_Teks Sumber_
3.    Kesenjangan Generasi
      Adanya perbedaan atau jurang pemisah (Gap) antara generasi anak dengan orang tuanya dapat terlihat dalam bentuk hubungan komunikasi yang semakin minimal dan seringkali tidak nyambung. Kegagalan komunikasi orang tua dan anak diyakini sebagai salah satu penyebab timbulnya perilaku agresi pada anak. Permasalahan generation gap ini harus diatasi dengan segera, mengingat bahwa selain agresi, masih banyak permasalahan lain yang dapat muncul seperti  masalah ketergantungan narkotik, kehamilan diluar nikah, seks bebas, dll.
4.    Lingkungan
a.    Kemiskinan
Bila seorang anak dibesarkan dalam lingkungan kemiskinan, maka perilaku agresi mereka secara alami mengalami penguatan (Byod McCandless dalam Davidoff, 1991). Hal ini dapat kita lihat dan alami dalam kehidupan sehari-hari di ibukota Jakarta, di perempatan jalan dalam antrian lampu merah (Traffic Light) anda biasa didatangi pengamen cilik yang jumlahnya lebih dari satu orang yang berdatangan silih berganti. Bila anda memberi salah satu dari mereka uang maka anda siap-siap di serbu anak yang lain untuk meminta pada anda dan resikonya anda mungkin dicaci maki bahkan ada yang berani memukul pintu mobil anda jika anda tidak memberi uang, 5terlebih bila mereka tahu jumlah uang yang diberikan pada temannya cukup besar. Mereka juga bahkan tidak segan-segan menyerang temannya yang telah diberi uang dan berusaha merebutnya. Hal ini sudah menjadi pemandangan yang seolah-olah biasa saja.

_Tugas Singkat 1_
Sunting catatan mulai dari awal sampai dengan baris yang memuat "List UI elements", dengan mengganti "ref-line-label" menjadi "reference-line-label" tanpa mengubah bagian lain.
Teks di atas tidak berkaitan dengan catatan yang menyusul.

_Data koordinat tata letak_
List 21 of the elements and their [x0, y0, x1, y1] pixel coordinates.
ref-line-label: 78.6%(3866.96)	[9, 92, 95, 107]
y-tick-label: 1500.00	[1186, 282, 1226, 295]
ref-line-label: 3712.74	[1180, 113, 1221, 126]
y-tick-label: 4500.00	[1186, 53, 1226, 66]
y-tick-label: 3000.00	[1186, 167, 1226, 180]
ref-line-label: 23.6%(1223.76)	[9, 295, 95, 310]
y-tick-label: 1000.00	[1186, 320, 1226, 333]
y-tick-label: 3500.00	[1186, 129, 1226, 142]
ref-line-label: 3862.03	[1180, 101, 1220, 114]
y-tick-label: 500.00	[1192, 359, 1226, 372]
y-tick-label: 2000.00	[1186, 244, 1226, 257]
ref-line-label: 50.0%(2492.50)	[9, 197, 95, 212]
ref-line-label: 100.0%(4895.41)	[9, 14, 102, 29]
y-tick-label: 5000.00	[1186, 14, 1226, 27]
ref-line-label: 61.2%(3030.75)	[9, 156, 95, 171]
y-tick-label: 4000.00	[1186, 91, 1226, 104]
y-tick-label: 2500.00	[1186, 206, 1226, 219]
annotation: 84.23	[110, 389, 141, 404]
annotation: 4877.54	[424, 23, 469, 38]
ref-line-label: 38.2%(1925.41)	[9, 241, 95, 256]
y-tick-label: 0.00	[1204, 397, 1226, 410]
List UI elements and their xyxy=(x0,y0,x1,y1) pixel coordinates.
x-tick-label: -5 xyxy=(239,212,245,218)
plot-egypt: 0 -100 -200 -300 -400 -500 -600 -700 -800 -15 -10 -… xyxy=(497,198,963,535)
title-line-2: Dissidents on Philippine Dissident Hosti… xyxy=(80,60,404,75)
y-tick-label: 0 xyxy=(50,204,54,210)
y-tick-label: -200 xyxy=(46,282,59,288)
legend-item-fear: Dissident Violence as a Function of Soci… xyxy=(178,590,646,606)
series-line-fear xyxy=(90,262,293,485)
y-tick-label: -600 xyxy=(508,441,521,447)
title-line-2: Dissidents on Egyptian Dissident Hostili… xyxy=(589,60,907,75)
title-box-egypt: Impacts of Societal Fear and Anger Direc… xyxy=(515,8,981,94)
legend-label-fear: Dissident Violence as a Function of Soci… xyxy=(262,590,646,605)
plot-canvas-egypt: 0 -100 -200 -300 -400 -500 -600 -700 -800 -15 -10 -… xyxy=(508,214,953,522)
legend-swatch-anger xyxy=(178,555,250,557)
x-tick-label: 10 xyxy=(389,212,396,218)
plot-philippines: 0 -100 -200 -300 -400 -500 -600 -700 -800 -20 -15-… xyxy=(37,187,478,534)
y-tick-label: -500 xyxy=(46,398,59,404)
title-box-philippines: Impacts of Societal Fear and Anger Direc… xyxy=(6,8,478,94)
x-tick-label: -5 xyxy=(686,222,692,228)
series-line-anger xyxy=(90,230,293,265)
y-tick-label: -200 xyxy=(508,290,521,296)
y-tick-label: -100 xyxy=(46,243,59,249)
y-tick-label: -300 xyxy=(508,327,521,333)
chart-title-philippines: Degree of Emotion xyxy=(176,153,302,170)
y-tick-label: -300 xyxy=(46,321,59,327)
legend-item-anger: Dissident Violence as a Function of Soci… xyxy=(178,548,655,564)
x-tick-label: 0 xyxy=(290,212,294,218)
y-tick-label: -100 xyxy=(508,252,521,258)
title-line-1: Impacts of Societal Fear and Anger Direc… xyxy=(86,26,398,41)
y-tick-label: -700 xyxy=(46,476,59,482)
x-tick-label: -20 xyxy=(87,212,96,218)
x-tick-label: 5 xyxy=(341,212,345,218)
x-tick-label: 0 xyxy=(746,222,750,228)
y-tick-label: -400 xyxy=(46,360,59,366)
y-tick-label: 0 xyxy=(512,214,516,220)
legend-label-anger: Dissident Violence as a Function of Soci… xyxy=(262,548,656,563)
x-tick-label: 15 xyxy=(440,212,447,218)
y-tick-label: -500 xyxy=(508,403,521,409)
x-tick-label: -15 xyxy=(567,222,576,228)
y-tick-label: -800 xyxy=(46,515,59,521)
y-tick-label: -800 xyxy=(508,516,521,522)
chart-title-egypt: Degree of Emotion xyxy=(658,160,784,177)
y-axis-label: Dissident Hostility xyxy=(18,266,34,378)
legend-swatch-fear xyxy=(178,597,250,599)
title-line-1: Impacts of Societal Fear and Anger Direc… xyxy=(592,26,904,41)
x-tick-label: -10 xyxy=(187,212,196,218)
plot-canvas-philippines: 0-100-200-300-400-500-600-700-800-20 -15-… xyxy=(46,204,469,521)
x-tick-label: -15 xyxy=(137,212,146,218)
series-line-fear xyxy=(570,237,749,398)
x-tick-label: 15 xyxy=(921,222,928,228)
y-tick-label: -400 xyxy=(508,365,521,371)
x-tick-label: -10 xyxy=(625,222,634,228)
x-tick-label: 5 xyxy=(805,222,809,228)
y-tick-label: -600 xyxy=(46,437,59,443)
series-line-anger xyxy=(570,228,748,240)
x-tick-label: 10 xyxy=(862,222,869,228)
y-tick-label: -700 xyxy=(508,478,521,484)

_Tugas Singkat 2_
Jawablah pertanyaan berikut berdasarkan teks tentang perilaku agresi pada anak.
(a) Apa yang diyakini sebagai salah satu penyebab timbulnya perilaku agresi pada anak?
(b) Di kota mana pengamen cilik biasa mendatangi orang di perempatan jalan?
(c) Sumber apa yang dikutip untuk pernyataan bahwa kemiskinan menguatkan perilaku agresi anak?

_Jawaban Lengkap 1_
List 21 of the elements and their [x0, y0, x1, y1] pixel coordinates.
reference-line-label: 78.6%(3866.96)	[9, 92, 95, 107]
y-tick-label: 1500.00	[1186, 282, 1226, 295]
reference-line-label: 3712.74	[1180, 113, 1221, 126]
y-tick-label: 4500.00	[1186, 53, 1226, 66]
y-tick-label: 3000.00	[1186, 167, 1226, 180]
reference-line-label: 23.6%(1223.76)	[9, 295, 95, 310]
y-tick-label: 1000.00	[1186, 320, 1226, 333]
y-tick-label: 3500.00	[1186, 129, 1226, 142]
reference-line-label: 3862.03	[1180, 101, 1220, 114]
y-tick-label: 500.00	[1192, 359, 1226, 372]
y-tick-label: 2000.00	[1186, 244, 1226, 257]
reference-line-label: 50.0%(2492.50)	[9, 197, 95, 212]
reference-line-label: 100.0%(4895.41)	[9, 14, 102, 29]
y-tick-label: 5000.00	[1186, 14, 1226, 27]
reference-line-label: 61.2%(3030.75)	[9, 156, 95, 171]
y-tick-label: 4000.00	[1186, 91, 1226, 104]
y-tick-label: 2500.00	[1186, 206, 1226, 219]
annotation: 84.23	[110, 389, 141, 404]
annotation: 4877.54	[424, 23, 469, 38]
reference-line-label: 38.2%(1925.41)	[9, 241, 95, 256]
y-tick-label: 0.00	[1204, 397, 1226, 410]
List UI elements and their xyxy=(x0,y0,x1,y1) pixel coordinates.

_Jawaban Lengkap 2_
(a) Kegagalan komunikasi antara orang tua dan anak.
(b) Di ibu kota Jakarta.
(c) Byod McCandless dalam Davidoff, 1991.